STATED EXERCISE
Search the material below for the string "money" and list each line that holds it.

DATA FOR THIS EXERCISE
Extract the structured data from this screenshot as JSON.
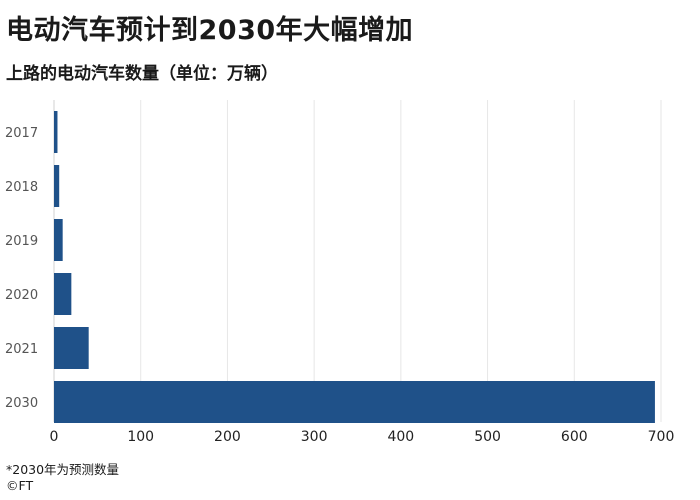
{
  "chart_data": {
    "type": "bar",
    "orientation": "horizontal",
    "title": "电动汽车预计到2030年大幅增加",
    "subtitle": "上路的电动汽车数量（单位：万辆）",
    "categories": [
      "2017",
      "2018",
      "2019",
      "2020",
      "2021",
      "2030"
    ],
    "values": [
      4,
      6,
      10,
      20,
      40,
      693
    ],
    "xlim": [
      0,
      700
    ],
    "xticks": [
      0,
      100,
      200,
      300,
      400,
      500,
      600,
      700
    ],
    "xlabel": "",
    "ylabel": "",
    "grid": "vertical",
    "bar_color": "#1f5189",
    "footnote": "*2030年为预测数量",
    "source": "©FT"
  }
}
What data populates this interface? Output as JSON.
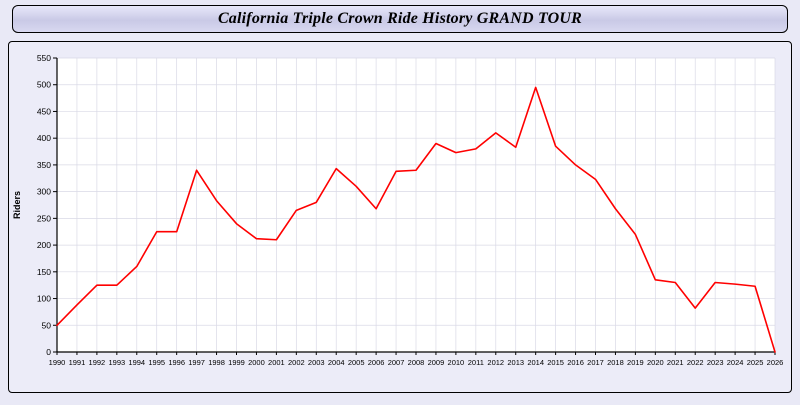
{
  "title": "California Triple Crown Ride History GRAND TOUR",
  "chart_data": {
    "type": "line",
    "title": "California Triple Crown Ride History GRAND TOUR",
    "xlabel": "",
    "ylabel": "Riders",
    "ylim": [
      0,
      550
    ],
    "ytick_step": 50,
    "grid": true,
    "grid_color": "#d9d9e6",
    "axis_color": "#000000",
    "plot_bg": "#ffffff",
    "legend": "none",
    "x": [
      1990,
      1991,
      1992,
      1993,
      1994,
      1995,
      1996,
      1997,
      1998,
      1999,
      2000,
      2001,
      2002,
      2003,
      2004,
      2005,
      2006,
      2007,
      2008,
      2009,
      2010,
      2011,
      2012,
      2013,
      2014,
      2015,
      2016,
      2017,
      2018,
      2019,
      2020,
      2021,
      2022,
      2023,
      2024,
      2025,
      2026
    ],
    "series": [
      {
        "name": "Riders",
        "color": "#ff0000",
        "values": [
          50,
          88,
          125,
          125,
          160,
          225,
          225,
          340,
          283,
          240,
          212,
          210,
          265,
          280,
          343,
          310,
          268,
          338,
          340,
          390,
          373,
          380,
          410,
          383,
          495,
          385,
          350,
          323,
          268,
          220,
          135,
          130,
          82,
          130,
          127,
          123,
          0
        ]
      }
    ]
  }
}
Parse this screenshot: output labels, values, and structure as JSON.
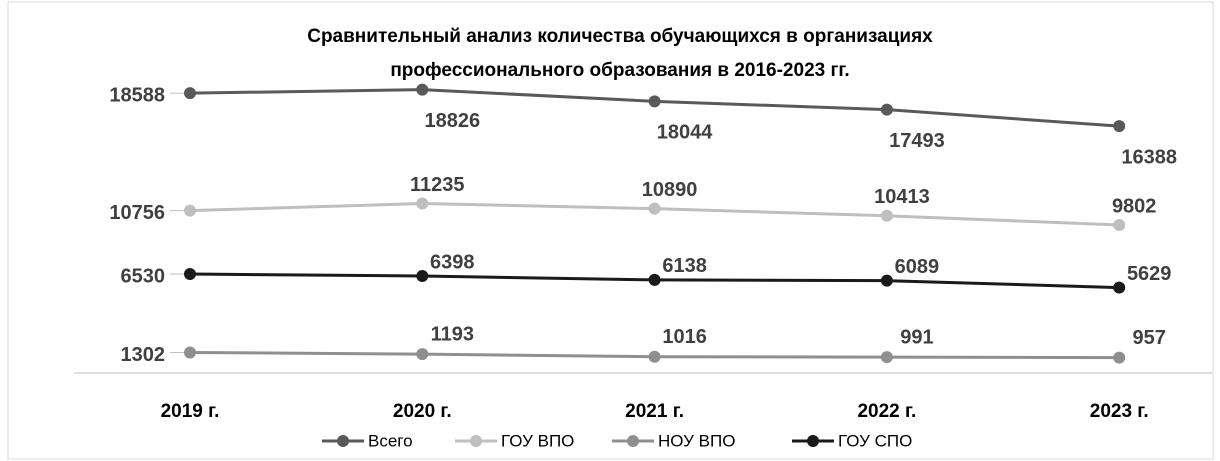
{
  "chart_data": {
    "type": "line",
    "title": [
      "Сравнительный анализ количества обучающихся в организациях",
      "профессионального образования в 2016-2023 гг."
    ],
    "categories": [
      "2019 г.",
      "2020 г.",
      "2021 г.",
      "2022 г.",
      "2023 г."
    ],
    "ylim": [
      0,
      20000
    ],
    "series": [
      {
        "name": "Всего",
        "color": "#595959",
        "values": [
          18588,
          18826,
          18044,
          17493,
          16388
        ]
      },
      {
        "name": "ГОУ ВПО",
        "color": "#bfbfbf",
        "values": [
          10756,
          11235,
          10890,
          10413,
          9802
        ]
      },
      {
        "name": "НОУ ВПО",
        "color": "#8f8f8f",
        "values": [
          1302,
          1193,
          1016,
          991,
          957
        ]
      },
      {
        "name": "ГОУ СПО",
        "color": "#1a1a1a",
        "values": [
          6530,
          6398,
          6138,
          6089,
          5629
        ]
      }
    ]
  }
}
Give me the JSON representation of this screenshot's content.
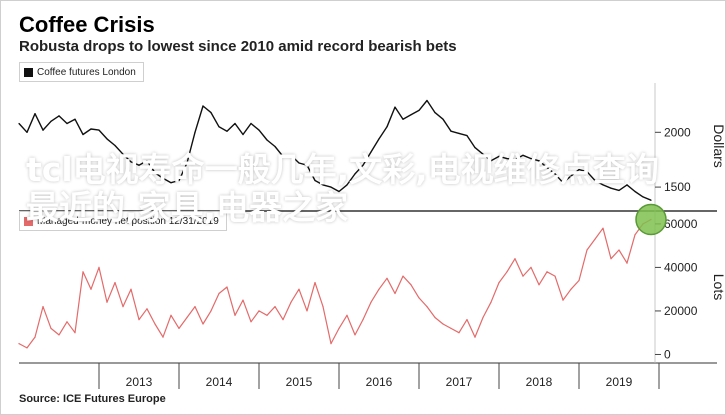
{
  "header": {
    "title": "Coffee Crisis",
    "subtitle": "Robusta drops to lowest since 2010 amid record bearish bets"
  },
  "legend": {
    "top_label": "Coffee futures London",
    "bottom_label": "Managed-money net position 12/31/2019"
  },
  "source": "Source: ICE Futures Europe",
  "overlay_text": "tcl电视寿命一般几年,文彩,电视维修点查询最近的,家具,电器之家",
  "colors": {
    "price_line": "#111111",
    "position_line": "#e46a6a",
    "highlight": "#7fbf4f"
  },
  "chart_data": {
    "type": "line",
    "x_tick_labels": [
      "2013",
      "2014",
      "2015",
      "2016",
      "2017",
      "2018",
      "2019"
    ],
    "panels": [
      {
        "name": "Coffee futures London",
        "ylabel": "Dollars",
        "yticks": [
          1500,
          2000
        ],
        "ylim": [
          1300,
          2450
        ],
        "series": [
          {
            "name": "Coffee futures London",
            "x": [
              2012.0,
              2012.1,
              2012.2,
              2012.3,
              2012.4,
              2012.5,
              2012.6,
              2012.7,
              2012.8,
              2012.9,
              2013.0,
              2013.1,
              2013.2,
              2013.3,
              2013.4,
              2013.5,
              2013.6,
              2013.7,
              2013.8,
              2013.9,
              2014.0,
              2014.1,
              2014.2,
              2014.3,
              2014.4,
              2014.5,
              2014.6,
              2014.7,
              2014.8,
              2014.9,
              2015.0,
              2015.1,
              2015.2,
              2015.3,
              2015.4,
              2015.5,
              2015.6,
              2015.7,
              2015.8,
              2015.9,
              2016.0,
              2016.1,
              2016.2,
              2016.3,
              2016.4,
              2016.5,
              2016.6,
              2016.7,
              2016.8,
              2016.9,
              2017.0,
              2017.1,
              2017.2,
              2017.3,
              2017.4,
              2017.5,
              2017.6,
              2017.7,
              2017.8,
              2017.9,
              2018.0,
              2018.1,
              2018.2,
              2018.3,
              2018.4,
              2018.5,
              2018.6,
              2018.7,
              2018.8,
              2018.9,
              2019.0,
              2019.1,
              2019.2,
              2019.3,
              2019.4,
              2019.5,
              2019.6,
              2019.7,
              2019.8,
              2019.9
            ],
            "values": [
              2080,
              2000,
              2170,
              2020,
              2100,
              2150,
              2080,
              2120,
              1980,
              2030,
              2020,
              1940,
              1880,
              1800,
              1730,
              1700,
              1740,
              1630,
              1580,
              1540,
              1560,
              1720,
              2000,
              2240,
              2180,
              2050,
              2010,
              2080,
              1980,
              2080,
              2020,
              1930,
              1870,
              1780,
              1790,
              1720,
              1700,
              1560,
              1520,
              1500,
              1460,
              1520,
              1620,
              1700,
              1820,
              1940,
              2050,
              2230,
              2120,
              2160,
              2200,
              2290,
              2180,
              2120,
              2010,
              1990,
              1970,
              1860,
              1800,
              1740,
              1780,
              1760,
              1750,
              1790,
              1760,
              1740,
              1680,
              1620,
              1540,
              1600,
              1660,
              1640,
              1560,
              1520,
              1490,
              1470,
              1520,
              1460,
              1410,
              1380
            ]
          }
        ]
      },
      {
        "name": "Managed-money net position",
        "ylabel": "Lots",
        "yticks": [
          0,
          20000,
          40000,
          60000
        ],
        "ylim": [
          -3000,
          65000
        ],
        "series": [
          {
            "name": "Managed-money net position",
            "x": [
              2012.0,
              2012.1,
              2012.2,
              2012.3,
              2012.4,
              2012.5,
              2012.6,
              2012.7,
              2012.8,
              2012.9,
              2013.0,
              2013.1,
              2013.2,
              2013.3,
              2013.4,
              2013.5,
              2013.6,
              2013.7,
              2013.8,
              2013.9,
              2014.0,
              2014.1,
              2014.2,
              2014.3,
              2014.4,
              2014.5,
              2014.6,
              2014.7,
              2014.8,
              2014.9,
              2015.0,
              2015.1,
              2015.2,
              2015.3,
              2015.4,
              2015.5,
              2015.6,
              2015.7,
              2015.8,
              2015.9,
              2016.0,
              2016.1,
              2016.2,
              2016.3,
              2016.4,
              2016.5,
              2016.6,
              2016.7,
              2016.8,
              2016.9,
              2017.0,
              2017.1,
              2017.2,
              2017.3,
              2017.4,
              2017.5,
              2017.6,
              2017.7,
              2017.8,
              2017.9,
              2018.0,
              2018.1,
              2018.2,
              2018.3,
              2018.4,
              2018.5,
              2018.6,
              2018.7,
              2018.8,
              2018.9,
              2019.0,
              2019.1,
              2019.2,
              2019.3,
              2019.4,
              2019.5,
              2019.6,
              2019.7,
              2019.8,
              2019.9
            ],
            "values": [
              5000,
              3000,
              8000,
              22000,
              12000,
              9000,
              15000,
              10000,
              38000,
              30000,
              40000,
              24000,
              33000,
              22000,
              30000,
              16000,
              21000,
              14000,
              8000,
              18000,
              12000,
              17000,
              22000,
              14000,
              20000,
              28000,
              31000,
              18000,
              25000,
              15000,
              20000,
              18000,
              22000,
              16000,
              24000,
              30000,
              20000,
              33000,
              22000,
              5000,
              12000,
              18000,
              9000,
              16000,
              24000,
              30000,
              35000,
              28000,
              36000,
              32000,
              26000,
              22000,
              17000,
              14000,
              12000,
              10000,
              16000,
              8000,
              17000,
              24000,
              33000,
              38000,
              44000,
              36000,
              40000,
              32000,
              38000,
              36000,
              25000,
              30000,
              34000,
              48000,
              53000,
              58000,
              44000,
              48000,
              42000,
              55000,
              60000,
              62000
            ]
          }
        ]
      }
    ]
  }
}
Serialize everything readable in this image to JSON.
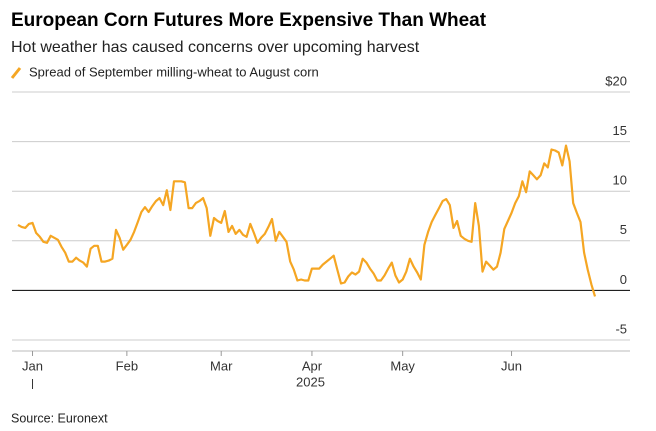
{
  "chart_data": {
    "type": "line",
    "title": "European Corn Futures More Expensive Than Wheat",
    "subtitle": "Hot weather has caused concerns over upcoming harvest",
    "source": "Source: Euronext",
    "year": "2025",
    "categories": [
      null,
      null,
      null,
      null,
      "Jan",
      null,
      null,
      null,
      null,
      null,
      null,
      null,
      null,
      null,
      null,
      null,
      null,
      null,
      null,
      null,
      null,
      null,
      null,
      null,
      null,
      null,
      null,
      null,
      null,
      null,
      "Feb",
      null,
      null,
      null,
      null,
      null,
      null,
      null,
      null,
      null,
      null,
      null,
      null,
      null,
      null,
      null,
      null,
      null,
      null,
      null,
      null,
      null,
      null,
      null,
      null,
      null,
      "Mar",
      null,
      null,
      null,
      null,
      null,
      null,
      null,
      null,
      null,
      null,
      null,
      null,
      null,
      null,
      null,
      null,
      null,
      null,
      null,
      null,
      null,
      null,
      null,
      null,
      "Apr",
      null,
      null,
      null,
      null,
      null,
      null,
      null,
      null,
      null,
      null,
      null,
      null,
      null,
      null,
      null,
      null,
      null,
      null,
      null,
      null,
      null,
      null,
      null,
      null,
      "May",
      null,
      null,
      null,
      null,
      null,
      null,
      null,
      null,
      null,
      null,
      null,
      null,
      null,
      null,
      null,
      null,
      null,
      null,
      null,
      null,
      null,
      null,
      null,
      null,
      null,
      null,
      null,
      null,
      null,
      "Jun",
      null,
      null,
      null,
      null,
      null,
      null,
      null,
      null,
      null,
      null,
      null,
      null,
      null,
      null,
      null,
      null,
      null,
      null,
      null,
      null,
      null,
      null,
      null
    ],
    "series": [
      {
        "name": "Spread of September milling-wheat to August corn",
        "color": "#f5a623",
        "values": [
          6.6,
          6.4,
          6.3,
          6.7,
          6.8,
          5.8,
          5.4,
          4.9,
          4.8,
          5.5,
          5.3,
          5.1,
          4.4,
          3.8,
          2.9,
          2.9,
          3.3,
          3.0,
          2.8,
          2.4,
          4.2,
          4.5,
          4.5,
          2.9,
          2.9,
          3.0,
          3.2,
          6.1,
          5.3,
          4.1,
          4.6,
          5.1,
          5.9,
          6.9,
          7.9,
          8.4,
          7.9,
          8.5,
          9.0,
          9.3,
          8.6,
          10.1,
          8.1,
          11.0,
          11.0,
          11.0,
          10.9,
          8.3,
          8.3,
          8.8,
          9.0,
          9.3,
          8.3,
          5.5,
          7.3,
          7.0,
          6.8,
          8.0,
          5.9,
          6.5,
          5.7,
          6.1,
          5.6,
          5.4,
          6.7,
          5.8,
          4.8,
          5.3,
          5.7,
          6.4,
          7.2,
          5.0,
          5.9,
          5.4,
          4.9,
          2.9,
          2.1,
          1.0,
          1.1,
          1.0,
          1.0,
          2.2,
          2.2,
          2.2,
          2.6,
          2.9,
          3.2,
          3.5,
          2.1,
          0.7,
          0.8,
          1.4,
          1.8,
          1.6,
          1.9,
          3.2,
          2.8,
          2.2,
          1.7,
          1.0,
          1.0,
          1.5,
          2.2,
          2.8,
          1.5,
          0.8,
          1.1,
          1.9,
          3.2,
          2.4,
          1.8,
          1.1,
          4.6,
          5.9,
          6.9,
          7.6,
          8.3,
          9.0,
          9.2,
          8.6,
          6.3,
          7.0,
          5.5,
          5.2,
          5.0,
          4.9,
          8.8,
          6.5,
          1.9,
          2.9,
          2.5,
          2.1,
          2.4,
          3.8,
          6.2,
          7.0,
          7.8,
          8.8,
          9.5,
          11.0,
          9.9,
          12.0,
          11.6,
          11.2,
          11.6,
          12.8,
          12.4,
          14.2,
          14.1,
          13.9,
          12.6,
          14.6,
          13.0,
          8.8,
          7.8,
          6.9,
          3.8,
          2.1,
          0.6,
          -0.6
        ]
      }
    ],
    "ylim": [
      -5,
      20
    ],
    "yticks": [
      -5,
      0,
      5,
      10,
      15,
      {
        "value": 20,
        "label": "$20"
      }
    ],
    "grid": true
  }
}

CORRECT RESPONSE
    "bottom_label": "Managed-money net position 12/31/2019"
        "name": "Managed-money net position",
            "name": "Managed-money net position",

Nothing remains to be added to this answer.